Report all lines holding "this".

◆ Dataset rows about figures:
------------------------------------

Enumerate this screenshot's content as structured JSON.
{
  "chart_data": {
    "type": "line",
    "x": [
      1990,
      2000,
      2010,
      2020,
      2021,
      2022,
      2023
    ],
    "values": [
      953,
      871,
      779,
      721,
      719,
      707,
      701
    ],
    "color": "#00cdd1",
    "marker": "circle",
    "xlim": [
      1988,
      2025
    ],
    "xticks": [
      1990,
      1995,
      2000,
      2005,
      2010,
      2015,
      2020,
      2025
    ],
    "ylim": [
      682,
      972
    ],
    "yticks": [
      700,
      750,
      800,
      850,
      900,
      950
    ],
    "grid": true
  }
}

------------------------------------

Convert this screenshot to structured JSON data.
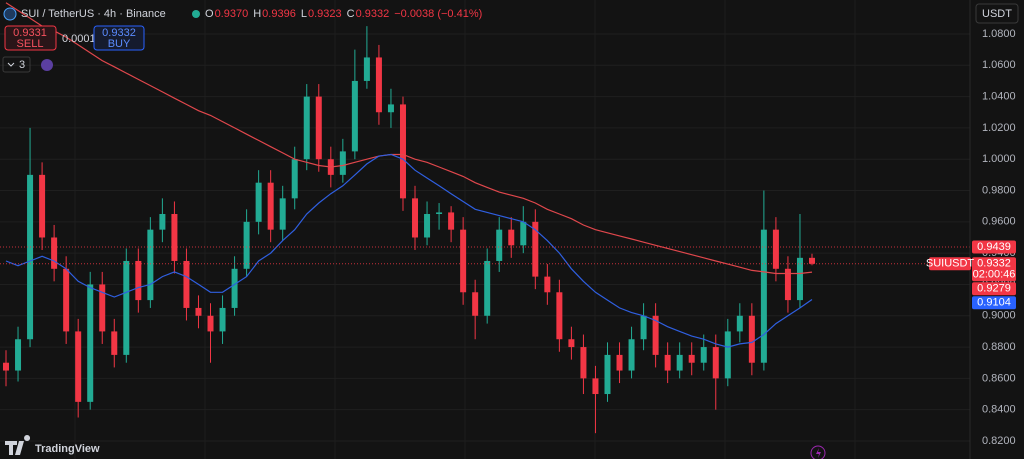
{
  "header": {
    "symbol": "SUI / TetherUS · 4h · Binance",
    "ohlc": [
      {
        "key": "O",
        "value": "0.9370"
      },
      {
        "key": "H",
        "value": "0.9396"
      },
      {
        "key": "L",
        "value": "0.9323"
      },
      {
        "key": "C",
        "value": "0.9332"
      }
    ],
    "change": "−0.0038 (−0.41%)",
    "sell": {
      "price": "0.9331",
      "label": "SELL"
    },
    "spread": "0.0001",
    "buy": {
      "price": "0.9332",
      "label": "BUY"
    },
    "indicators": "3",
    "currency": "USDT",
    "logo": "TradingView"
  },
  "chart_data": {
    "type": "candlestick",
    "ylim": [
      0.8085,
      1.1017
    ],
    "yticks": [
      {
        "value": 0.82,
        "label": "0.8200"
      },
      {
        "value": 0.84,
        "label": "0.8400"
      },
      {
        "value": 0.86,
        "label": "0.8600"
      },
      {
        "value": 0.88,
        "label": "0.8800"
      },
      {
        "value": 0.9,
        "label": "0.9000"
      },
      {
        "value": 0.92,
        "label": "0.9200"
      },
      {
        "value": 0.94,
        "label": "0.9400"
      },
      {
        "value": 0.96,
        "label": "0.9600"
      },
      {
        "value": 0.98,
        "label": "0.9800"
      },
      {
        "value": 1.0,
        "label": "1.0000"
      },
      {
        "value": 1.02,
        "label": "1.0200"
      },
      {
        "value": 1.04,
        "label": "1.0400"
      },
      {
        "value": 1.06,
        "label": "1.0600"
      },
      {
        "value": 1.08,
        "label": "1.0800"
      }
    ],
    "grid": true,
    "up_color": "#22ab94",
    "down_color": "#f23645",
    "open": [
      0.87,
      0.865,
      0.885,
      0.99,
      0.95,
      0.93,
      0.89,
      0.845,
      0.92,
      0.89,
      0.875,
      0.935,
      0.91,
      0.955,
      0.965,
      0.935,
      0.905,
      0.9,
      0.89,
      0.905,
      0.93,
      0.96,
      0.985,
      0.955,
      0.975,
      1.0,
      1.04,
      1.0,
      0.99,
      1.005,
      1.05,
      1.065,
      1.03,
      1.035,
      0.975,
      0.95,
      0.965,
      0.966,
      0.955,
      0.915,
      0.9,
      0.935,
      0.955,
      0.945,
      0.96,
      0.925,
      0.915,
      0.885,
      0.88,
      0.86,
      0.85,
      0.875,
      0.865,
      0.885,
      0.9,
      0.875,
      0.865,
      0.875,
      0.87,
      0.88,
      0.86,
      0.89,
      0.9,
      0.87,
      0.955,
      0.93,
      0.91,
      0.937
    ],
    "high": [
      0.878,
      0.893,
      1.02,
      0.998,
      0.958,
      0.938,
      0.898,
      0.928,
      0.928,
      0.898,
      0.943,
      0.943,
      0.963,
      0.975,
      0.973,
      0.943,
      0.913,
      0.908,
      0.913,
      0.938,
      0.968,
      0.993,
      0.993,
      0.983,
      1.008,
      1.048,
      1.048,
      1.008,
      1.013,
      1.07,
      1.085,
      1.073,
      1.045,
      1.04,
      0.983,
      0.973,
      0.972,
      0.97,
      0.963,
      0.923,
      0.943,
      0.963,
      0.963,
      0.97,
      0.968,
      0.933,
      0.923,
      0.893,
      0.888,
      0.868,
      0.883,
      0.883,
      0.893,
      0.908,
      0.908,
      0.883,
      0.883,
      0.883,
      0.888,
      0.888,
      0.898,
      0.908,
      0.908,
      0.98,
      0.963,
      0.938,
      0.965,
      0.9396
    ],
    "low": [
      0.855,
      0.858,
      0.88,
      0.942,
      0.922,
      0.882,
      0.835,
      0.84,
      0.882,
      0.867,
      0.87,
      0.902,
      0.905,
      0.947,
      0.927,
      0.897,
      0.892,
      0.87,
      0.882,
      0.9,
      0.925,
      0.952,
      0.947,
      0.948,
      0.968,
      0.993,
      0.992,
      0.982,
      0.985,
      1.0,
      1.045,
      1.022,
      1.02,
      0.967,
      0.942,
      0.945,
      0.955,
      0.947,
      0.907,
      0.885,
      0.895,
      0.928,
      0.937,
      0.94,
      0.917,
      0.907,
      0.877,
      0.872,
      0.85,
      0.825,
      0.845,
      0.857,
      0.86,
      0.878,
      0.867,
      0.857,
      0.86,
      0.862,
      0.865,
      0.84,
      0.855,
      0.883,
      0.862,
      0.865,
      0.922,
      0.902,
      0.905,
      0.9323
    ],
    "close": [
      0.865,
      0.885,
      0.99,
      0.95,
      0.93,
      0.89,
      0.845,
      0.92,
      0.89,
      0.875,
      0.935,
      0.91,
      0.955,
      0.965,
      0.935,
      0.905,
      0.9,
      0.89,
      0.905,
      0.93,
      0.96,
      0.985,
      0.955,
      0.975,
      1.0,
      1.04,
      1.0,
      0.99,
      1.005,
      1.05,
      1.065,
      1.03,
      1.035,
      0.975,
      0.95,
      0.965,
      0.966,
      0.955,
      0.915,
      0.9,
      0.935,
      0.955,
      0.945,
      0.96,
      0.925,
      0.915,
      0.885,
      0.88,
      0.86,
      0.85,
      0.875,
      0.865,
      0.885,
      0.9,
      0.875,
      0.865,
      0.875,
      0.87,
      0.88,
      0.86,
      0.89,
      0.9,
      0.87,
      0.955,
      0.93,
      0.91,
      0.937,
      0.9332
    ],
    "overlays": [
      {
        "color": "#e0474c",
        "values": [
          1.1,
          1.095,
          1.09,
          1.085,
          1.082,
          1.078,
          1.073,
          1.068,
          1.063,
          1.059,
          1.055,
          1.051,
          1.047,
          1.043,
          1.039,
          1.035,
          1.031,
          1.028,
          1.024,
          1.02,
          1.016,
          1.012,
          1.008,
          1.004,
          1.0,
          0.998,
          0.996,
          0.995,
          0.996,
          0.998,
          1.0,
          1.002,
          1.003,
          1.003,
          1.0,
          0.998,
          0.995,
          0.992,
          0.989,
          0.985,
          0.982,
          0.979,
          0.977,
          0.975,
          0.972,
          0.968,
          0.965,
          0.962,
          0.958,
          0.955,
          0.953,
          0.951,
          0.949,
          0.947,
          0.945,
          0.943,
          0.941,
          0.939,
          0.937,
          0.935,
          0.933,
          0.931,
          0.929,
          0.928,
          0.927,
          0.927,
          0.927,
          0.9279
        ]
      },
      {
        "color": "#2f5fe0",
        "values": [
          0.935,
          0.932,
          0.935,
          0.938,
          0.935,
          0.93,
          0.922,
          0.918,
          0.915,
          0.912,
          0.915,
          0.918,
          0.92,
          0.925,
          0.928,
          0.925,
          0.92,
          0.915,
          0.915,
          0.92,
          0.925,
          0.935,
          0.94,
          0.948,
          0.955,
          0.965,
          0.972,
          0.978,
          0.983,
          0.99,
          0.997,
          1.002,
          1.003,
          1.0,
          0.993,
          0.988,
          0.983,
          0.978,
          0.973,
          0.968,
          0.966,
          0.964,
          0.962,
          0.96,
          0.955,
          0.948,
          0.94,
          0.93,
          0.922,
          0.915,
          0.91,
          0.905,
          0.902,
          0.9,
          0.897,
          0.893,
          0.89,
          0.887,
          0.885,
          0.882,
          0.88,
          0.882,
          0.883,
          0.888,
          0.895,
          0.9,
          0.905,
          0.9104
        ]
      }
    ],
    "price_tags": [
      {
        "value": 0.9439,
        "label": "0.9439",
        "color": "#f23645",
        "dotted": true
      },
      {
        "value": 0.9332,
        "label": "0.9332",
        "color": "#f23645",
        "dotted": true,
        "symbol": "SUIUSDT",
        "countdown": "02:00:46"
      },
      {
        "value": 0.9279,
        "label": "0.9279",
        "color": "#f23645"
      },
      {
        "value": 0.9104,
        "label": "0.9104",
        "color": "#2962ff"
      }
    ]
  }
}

------------------------------------

◆ Exercise response:
Enumerate this screenshot's content as structured JSON.
Convert this screenshot to structured JSON data.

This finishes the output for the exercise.